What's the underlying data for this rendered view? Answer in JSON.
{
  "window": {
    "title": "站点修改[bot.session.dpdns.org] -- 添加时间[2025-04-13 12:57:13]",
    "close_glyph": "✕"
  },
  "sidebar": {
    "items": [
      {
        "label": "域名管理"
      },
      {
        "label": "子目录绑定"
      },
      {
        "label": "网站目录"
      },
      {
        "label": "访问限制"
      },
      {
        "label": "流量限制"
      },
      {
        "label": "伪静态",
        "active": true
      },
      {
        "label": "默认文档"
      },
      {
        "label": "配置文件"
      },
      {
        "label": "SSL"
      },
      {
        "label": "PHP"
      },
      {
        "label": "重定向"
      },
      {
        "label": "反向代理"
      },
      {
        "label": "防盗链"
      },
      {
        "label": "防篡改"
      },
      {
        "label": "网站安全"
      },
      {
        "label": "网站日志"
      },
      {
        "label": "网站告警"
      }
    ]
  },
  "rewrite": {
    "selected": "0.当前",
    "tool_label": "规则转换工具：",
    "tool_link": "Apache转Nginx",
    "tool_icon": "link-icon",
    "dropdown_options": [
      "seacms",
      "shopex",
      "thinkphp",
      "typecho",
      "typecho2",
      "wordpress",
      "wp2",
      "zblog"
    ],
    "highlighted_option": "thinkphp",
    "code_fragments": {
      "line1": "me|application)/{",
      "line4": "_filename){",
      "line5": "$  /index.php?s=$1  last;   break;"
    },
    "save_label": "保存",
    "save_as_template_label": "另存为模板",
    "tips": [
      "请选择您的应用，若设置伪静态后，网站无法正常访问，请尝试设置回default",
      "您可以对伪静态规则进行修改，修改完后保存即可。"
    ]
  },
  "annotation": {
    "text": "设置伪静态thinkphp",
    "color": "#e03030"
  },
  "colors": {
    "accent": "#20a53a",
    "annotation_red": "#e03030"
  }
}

● WHAT TO PRODUCE: From the records above, extract every entry exactly as given.

● THE ANSWER:
What's the underlying data for this rendered view? Answer in JSON.
{
  "window": {
    "title": "站点修改[bot.session.dpdns.org] -- 添加时间[2025-04-13 12:57:13]",
    "close_glyph": "✕"
  },
  "sidebar": {
    "items": [
      {
        "label": "域名管理"
      },
      {
        "label": "子目录绑定"
      },
      {
        "label": "网站目录"
      },
      {
        "label": "访问限制"
      },
      {
        "label": "流量限制"
      },
      {
        "label": "伪静态",
        "active": true
      },
      {
        "label": "默认文档"
      },
      {
        "label": "配置文件"
      },
      {
        "label": "SSL"
      },
      {
        "label": "PHP"
      },
      {
        "label": "重定向"
      },
      {
        "label": "反向代理"
      },
      {
        "label": "防盗链"
      },
      {
        "label": "防篡改"
      },
      {
        "label": "网站安全"
      },
      {
        "label": "网站日志"
      },
      {
        "label": "网站告警"
      }
    ]
  },
  "rewrite": {
    "selected": "0.当前",
    "tool_label": "规则转换工具：",
    "tool_link": "Apache转Nginx",
    "tool_icon": "link-icon",
    "dropdown_options": [
      "seacms",
      "shopex",
      "thinkphp",
      "typecho",
      "typecho2",
      "wordpress",
      "wp2",
      "zblog"
    ],
    "highlighted_option": "thinkphp",
    "code_fragments": {
      "line1": "me|application)/{",
      "line4": "_filename){",
      "line5": "$  /index.php?s=$1  last;   break;"
    },
    "save_label": "保存",
    "save_as_template_label": "另存为模板",
    "tips": [
      "请选择您的应用，若设置伪静态后，网站无法正常访问，请尝试设置回default",
      "您可以对伪静态规则进行修改，修改完后保存即可。"
    ]
  },
  "annotation": {
    "text": "设置伪静态thinkphp",
    "color": "#e03030"
  },
  "colors": {
    "accent": "#20a53a",
    "annotation_red": "#e03030"
  }
}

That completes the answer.